[Records from a data collection]
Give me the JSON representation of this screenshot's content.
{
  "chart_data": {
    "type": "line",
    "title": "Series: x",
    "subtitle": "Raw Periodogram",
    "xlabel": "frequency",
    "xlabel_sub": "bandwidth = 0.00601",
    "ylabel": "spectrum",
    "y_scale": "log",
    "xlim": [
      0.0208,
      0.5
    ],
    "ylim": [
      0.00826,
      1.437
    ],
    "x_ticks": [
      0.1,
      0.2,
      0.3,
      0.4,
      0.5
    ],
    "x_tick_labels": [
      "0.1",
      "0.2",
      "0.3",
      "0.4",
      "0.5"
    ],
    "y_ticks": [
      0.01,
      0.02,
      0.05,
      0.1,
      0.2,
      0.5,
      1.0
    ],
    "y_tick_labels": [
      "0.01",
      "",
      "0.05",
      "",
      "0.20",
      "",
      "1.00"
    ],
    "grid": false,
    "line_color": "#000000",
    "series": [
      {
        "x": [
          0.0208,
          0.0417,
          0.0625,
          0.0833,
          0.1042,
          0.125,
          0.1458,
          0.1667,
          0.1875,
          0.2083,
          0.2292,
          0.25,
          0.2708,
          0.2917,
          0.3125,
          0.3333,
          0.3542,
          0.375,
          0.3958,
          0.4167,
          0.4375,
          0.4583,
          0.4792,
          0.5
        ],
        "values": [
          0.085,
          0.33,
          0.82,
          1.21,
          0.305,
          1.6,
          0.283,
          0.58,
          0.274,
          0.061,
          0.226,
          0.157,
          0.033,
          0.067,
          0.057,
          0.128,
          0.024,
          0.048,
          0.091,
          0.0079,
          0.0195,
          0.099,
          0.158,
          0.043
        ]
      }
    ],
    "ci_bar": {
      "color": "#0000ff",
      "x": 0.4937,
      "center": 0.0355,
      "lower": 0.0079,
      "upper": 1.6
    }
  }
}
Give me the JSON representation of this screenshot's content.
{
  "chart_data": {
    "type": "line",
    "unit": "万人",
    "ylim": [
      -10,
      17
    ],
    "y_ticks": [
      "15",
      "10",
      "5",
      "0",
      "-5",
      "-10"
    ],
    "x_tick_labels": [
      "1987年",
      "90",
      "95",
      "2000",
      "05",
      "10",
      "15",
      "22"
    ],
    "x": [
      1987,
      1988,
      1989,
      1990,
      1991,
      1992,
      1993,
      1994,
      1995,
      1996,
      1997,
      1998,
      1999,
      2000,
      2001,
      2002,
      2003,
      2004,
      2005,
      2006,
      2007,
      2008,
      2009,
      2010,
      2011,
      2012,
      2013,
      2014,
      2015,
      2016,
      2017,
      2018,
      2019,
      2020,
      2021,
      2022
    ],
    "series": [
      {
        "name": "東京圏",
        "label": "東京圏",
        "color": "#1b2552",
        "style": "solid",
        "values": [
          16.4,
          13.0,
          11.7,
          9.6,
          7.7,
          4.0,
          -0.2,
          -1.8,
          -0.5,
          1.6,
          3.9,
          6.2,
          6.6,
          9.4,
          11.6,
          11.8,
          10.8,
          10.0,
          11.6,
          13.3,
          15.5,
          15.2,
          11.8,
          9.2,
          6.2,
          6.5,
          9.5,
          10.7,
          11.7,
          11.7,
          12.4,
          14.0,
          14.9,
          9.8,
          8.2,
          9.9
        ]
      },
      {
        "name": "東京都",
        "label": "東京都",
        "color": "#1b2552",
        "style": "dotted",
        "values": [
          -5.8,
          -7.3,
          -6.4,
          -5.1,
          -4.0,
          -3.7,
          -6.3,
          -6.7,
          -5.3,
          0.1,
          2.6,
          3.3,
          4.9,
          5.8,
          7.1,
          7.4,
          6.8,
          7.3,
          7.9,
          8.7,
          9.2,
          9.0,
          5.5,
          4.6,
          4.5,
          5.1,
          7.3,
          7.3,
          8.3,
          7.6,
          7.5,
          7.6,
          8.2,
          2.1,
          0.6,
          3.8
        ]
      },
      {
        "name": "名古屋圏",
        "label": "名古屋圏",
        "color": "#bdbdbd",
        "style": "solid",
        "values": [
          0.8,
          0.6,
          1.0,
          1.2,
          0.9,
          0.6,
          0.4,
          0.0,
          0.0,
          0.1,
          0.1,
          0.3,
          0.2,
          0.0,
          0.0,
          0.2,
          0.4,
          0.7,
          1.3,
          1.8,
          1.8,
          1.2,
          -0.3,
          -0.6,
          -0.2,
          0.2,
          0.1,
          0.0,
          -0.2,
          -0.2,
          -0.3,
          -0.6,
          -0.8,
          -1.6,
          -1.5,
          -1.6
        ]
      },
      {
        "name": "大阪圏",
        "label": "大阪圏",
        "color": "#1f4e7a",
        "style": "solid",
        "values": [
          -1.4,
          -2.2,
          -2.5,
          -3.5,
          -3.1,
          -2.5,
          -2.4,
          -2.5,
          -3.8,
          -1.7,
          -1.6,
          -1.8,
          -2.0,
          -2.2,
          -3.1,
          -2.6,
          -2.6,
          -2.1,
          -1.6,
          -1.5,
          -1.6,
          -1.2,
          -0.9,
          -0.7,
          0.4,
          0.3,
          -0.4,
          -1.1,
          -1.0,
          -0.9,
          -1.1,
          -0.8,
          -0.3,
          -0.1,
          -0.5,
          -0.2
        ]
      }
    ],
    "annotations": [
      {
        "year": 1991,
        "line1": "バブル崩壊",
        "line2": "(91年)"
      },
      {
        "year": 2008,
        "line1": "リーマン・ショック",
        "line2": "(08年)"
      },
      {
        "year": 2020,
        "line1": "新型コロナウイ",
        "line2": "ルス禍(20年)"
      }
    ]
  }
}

[Work required]:
Extract all of the data shown above and repeat it verbatim.

[Reply]:
Give me the JSON representation of this screenshot's content.
{
  "chart_data": {
    "type": "line",
    "title": "Series: x",
    "subtitle": "Raw Periodogram",
    "xlabel": "frequency",
    "xlabel_sub": "bandwidth = 0.00601",
    "ylabel": "spectrum",
    "y_scale": "log",
    "xlim": [
      0.0208,
      0.5
    ],
    "ylim": [
      0.00826,
      1.437
    ],
    "x_ticks": [
      0.1,
      0.2,
      0.3,
      0.4,
      0.5
    ],
    "x_tick_labels": [
      "0.1",
      "0.2",
      "0.3",
      "0.4",
      "0.5"
    ],
    "y_ticks": [
      0.01,
      0.02,
      0.05,
      0.1,
      0.2,
      0.5,
      1.0
    ],
    "y_tick_labels": [
      "0.01",
      "",
      "0.05",
      "",
      "0.20",
      "",
      "1.00"
    ],
    "grid": false,
    "line_color": "#000000",
    "series": [
      {
        "x": [
          0.0208,
          0.0417,
          0.0625,
          0.0833,
          0.1042,
          0.125,
          0.1458,
          0.1667,
          0.1875,
          0.2083,
          0.2292,
          0.25,
          0.2708,
          0.2917,
          0.3125,
          0.3333,
          0.3542,
          0.375,
          0.3958,
          0.4167,
          0.4375,
          0.4583,
          0.4792,
          0.5
        ],
        "values": [
          0.085,
          0.33,
          0.82,
          1.21,
          0.305,
          1.6,
          0.283,
          0.58,
          0.274,
          0.061,
          0.226,
          0.157,
          0.033,
          0.067,
          0.057,
          0.128,
          0.024,
          0.048,
          0.091,
          0.0079,
          0.0195,
          0.099,
          0.158,
          0.043
        ]
      }
    ],
    "ci_bar": {
      "color": "#0000ff",
      "x": 0.4937,
      "center": 0.0355,
      "lower": 0.0079,
      "upper": 1.6
    }
  }
}
Give me the JSON representation of this screenshot's content.
{
  "chart_data": {
    "type": "line",
    "unit": "万人",
    "ylim": [
      -10,
      17
    ],
    "y_ticks": [
      "15",
      "10",
      "5",
      "0",
      "-5",
      "-10"
    ],
    "x_tick_labels": [
      "1987年",
      "90",
      "95",
      "2000",
      "05",
      "10",
      "15",
      "22"
    ],
    "x": [
      1987,
      1988,
      1989,
      1990,
      1991,
      1992,
      1993,
      1994,
      1995,
      1996,
      1997,
      1998,
      1999,
      2000,
      2001,
      2002,
      2003,
      2004,
      2005,
      2006,
      2007,
      2008,
      2009,
      2010,
      2011,
      2012,
      2013,
      2014,
      2015,
      2016,
      2017,
      2018,
      2019,
      2020,
      2021,
      2022
    ],
    "series": [
      {
        "name": "東京圏",
        "label": "東京圏",
        "color": "#1b2552",
        "style": "solid",
        "values": [
          16.4,
          13.0,
          11.7,
          9.6,
          7.7,
          4.0,
          -0.2,
          -1.8,
          -0.5,
          1.6,
          3.9,
          6.2,
          6.6,
          9.4,
          11.6,
          11.8,
          10.8,
          10.0,
          11.6,
          13.3,
          15.5,
          15.2,
          11.8,
          9.2,
          6.2,
          6.5,
          9.5,
          10.7,
          11.7,
          11.7,
          12.4,
          14.0,
          14.9,
          9.8,
          8.2,
          9.9
        ]
      },
      {
        "name": "東京都",
        "label": "東京都",
        "color": "#1b2552",
        "style": "dotted",
        "values": [
          -5.8,
          -7.3,
          -6.4,
          -5.1,
          -4.0,
          -3.7,
          -6.3,
          -6.7,
          -5.3,
          0.1,
          2.6,
          3.3,
          4.9,
          5.8,
          7.1,
          7.4,
          6.8,
          7.3,
          7.9,
          8.7,
          9.2,
          9.0,
          5.5,
          4.6,
          4.5,
          5.1,
          7.3,
          7.3,
          8.3,
          7.6,
          7.5,
          7.6,
          8.2,
          2.1,
          0.6,
          3.8
        ]
      },
      {
        "name": "名古屋圏",
        "label": "名古屋圏",
        "color": "#bdbdbd",
        "style": "solid",
        "values": [
          0.8,
          0.6,
          1.0,
          1.2,
          0.9,
          0.6,
          0.4,
          0.0,
          0.0,
          0.1,
          0.1,
          0.3,
          0.2,
          0.0,
          0.0,
          0.2,
          0.4,
          0.7,
          1.3,
          1.8,
          1.8,
          1.2,
          -0.3,
          -0.6,
          -0.2,
          0.2,
          0.1,
          0.0,
          -0.2,
          -0.2,
          -0.3,
          -0.6,
          -0.8,
          -1.6,
          -1.5,
          -1.6
        ]
      },
      {
        "name": "大阪圏",
        "label": "大阪圏",
        "color": "#1f4e7a",
        "style": "solid",
        "values": [
          -1.4,
          -2.2,
          -2.5,
          -3.5,
          -3.1,
          -2.5,
          -2.4,
          -2.5,
          -3.8,
          -1.7,
          -1.6,
          -1.8,
          -2.0,
          -2.2,
          -3.1,
          -2.6,
          -2.6,
          -2.1,
          -1.6,
          -1.5,
          -1.6,
          -1.2,
          -0.9,
          -0.7,
          0.4,
          0.3,
          -0.4,
          -1.1,
          -1.0,
          -0.9,
          -1.1,
          -0.8,
          -0.3,
          -0.1,
          -0.5,
          -0.2
        ]
      }
    ],
    "annotations": [
      {
        "year": 1991,
        "line1": "バブル崩壊",
        "line2": "(91年)"
      },
      {
        "year": 2008,
        "line1": "リーマン・ショック",
        "line2": "(08年)"
      },
      {
        "year": 2020,
        "line1": "新型コロナウイ",
        "line2": "ルス禍(20年)"
      }
    ]
  }
}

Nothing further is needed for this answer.